## Begin Material for this exercise

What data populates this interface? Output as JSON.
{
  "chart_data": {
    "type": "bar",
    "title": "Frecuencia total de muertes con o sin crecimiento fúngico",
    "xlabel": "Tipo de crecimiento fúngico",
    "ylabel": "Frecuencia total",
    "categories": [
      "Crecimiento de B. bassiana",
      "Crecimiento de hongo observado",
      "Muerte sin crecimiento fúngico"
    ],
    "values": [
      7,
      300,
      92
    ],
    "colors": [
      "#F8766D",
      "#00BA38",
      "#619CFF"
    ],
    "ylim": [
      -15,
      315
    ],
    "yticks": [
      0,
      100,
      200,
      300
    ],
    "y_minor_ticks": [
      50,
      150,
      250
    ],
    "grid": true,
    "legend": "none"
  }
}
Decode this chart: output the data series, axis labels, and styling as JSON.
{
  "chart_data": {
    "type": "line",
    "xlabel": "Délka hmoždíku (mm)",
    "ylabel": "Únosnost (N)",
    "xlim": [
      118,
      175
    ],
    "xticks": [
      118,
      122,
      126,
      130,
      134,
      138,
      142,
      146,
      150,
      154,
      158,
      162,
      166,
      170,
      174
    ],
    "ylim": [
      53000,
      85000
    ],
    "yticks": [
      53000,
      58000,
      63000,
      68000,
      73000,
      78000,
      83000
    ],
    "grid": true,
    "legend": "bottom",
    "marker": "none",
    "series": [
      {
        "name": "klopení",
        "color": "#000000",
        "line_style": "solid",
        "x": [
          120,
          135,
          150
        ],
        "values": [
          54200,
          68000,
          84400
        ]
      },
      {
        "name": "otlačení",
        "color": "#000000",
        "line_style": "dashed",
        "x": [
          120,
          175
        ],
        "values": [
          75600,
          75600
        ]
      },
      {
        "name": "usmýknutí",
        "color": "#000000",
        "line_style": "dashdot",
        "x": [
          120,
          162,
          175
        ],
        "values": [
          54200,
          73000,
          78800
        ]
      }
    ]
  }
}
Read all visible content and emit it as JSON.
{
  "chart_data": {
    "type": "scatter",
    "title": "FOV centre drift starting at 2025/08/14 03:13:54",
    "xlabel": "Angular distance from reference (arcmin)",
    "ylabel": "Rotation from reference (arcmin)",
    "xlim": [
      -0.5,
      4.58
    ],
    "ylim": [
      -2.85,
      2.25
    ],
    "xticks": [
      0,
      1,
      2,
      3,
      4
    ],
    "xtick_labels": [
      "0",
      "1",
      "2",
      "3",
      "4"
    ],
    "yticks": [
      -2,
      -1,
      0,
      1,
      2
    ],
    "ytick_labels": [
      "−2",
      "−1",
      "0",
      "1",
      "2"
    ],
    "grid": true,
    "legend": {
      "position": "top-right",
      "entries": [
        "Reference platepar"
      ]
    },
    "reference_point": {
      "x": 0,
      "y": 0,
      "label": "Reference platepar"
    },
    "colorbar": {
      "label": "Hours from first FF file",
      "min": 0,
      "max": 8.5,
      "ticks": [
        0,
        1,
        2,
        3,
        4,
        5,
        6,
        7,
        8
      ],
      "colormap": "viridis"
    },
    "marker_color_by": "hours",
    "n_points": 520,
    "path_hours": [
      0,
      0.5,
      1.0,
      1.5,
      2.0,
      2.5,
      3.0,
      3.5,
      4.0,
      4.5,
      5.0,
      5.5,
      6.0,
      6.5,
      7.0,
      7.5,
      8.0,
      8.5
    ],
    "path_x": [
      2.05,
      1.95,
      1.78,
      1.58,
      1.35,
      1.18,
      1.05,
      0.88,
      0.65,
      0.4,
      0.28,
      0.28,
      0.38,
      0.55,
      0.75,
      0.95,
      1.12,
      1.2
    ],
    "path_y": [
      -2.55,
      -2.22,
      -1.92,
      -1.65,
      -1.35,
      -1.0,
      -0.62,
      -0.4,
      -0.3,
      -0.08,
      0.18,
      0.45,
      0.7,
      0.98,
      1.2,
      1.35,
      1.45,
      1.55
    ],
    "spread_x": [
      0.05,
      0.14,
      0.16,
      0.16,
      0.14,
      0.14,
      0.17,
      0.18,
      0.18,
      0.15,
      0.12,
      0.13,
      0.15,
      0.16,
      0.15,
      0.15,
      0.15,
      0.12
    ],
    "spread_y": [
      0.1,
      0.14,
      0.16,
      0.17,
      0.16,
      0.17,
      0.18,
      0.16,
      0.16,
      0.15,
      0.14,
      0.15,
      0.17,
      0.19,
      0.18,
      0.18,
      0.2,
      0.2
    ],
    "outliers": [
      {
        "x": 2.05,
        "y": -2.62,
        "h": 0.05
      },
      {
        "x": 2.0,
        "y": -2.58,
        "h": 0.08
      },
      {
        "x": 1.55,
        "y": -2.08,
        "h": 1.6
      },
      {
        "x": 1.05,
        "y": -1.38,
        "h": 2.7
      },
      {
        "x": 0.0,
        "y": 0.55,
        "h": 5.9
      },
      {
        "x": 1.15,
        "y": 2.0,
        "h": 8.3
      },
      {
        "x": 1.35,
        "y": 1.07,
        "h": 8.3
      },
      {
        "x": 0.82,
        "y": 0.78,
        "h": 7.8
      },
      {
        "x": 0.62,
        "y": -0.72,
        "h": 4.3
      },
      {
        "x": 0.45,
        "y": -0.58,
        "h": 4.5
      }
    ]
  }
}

## End Material for this exercise

_To be done_:
Scan the records above for the string "JSON", then report every line that contains it.

_The reply_:
What data populates this interface? Output as JSON.
Decode this chart: output the data series, axis labels, and styling as JSON.
Read all visible content and emit it as JSON.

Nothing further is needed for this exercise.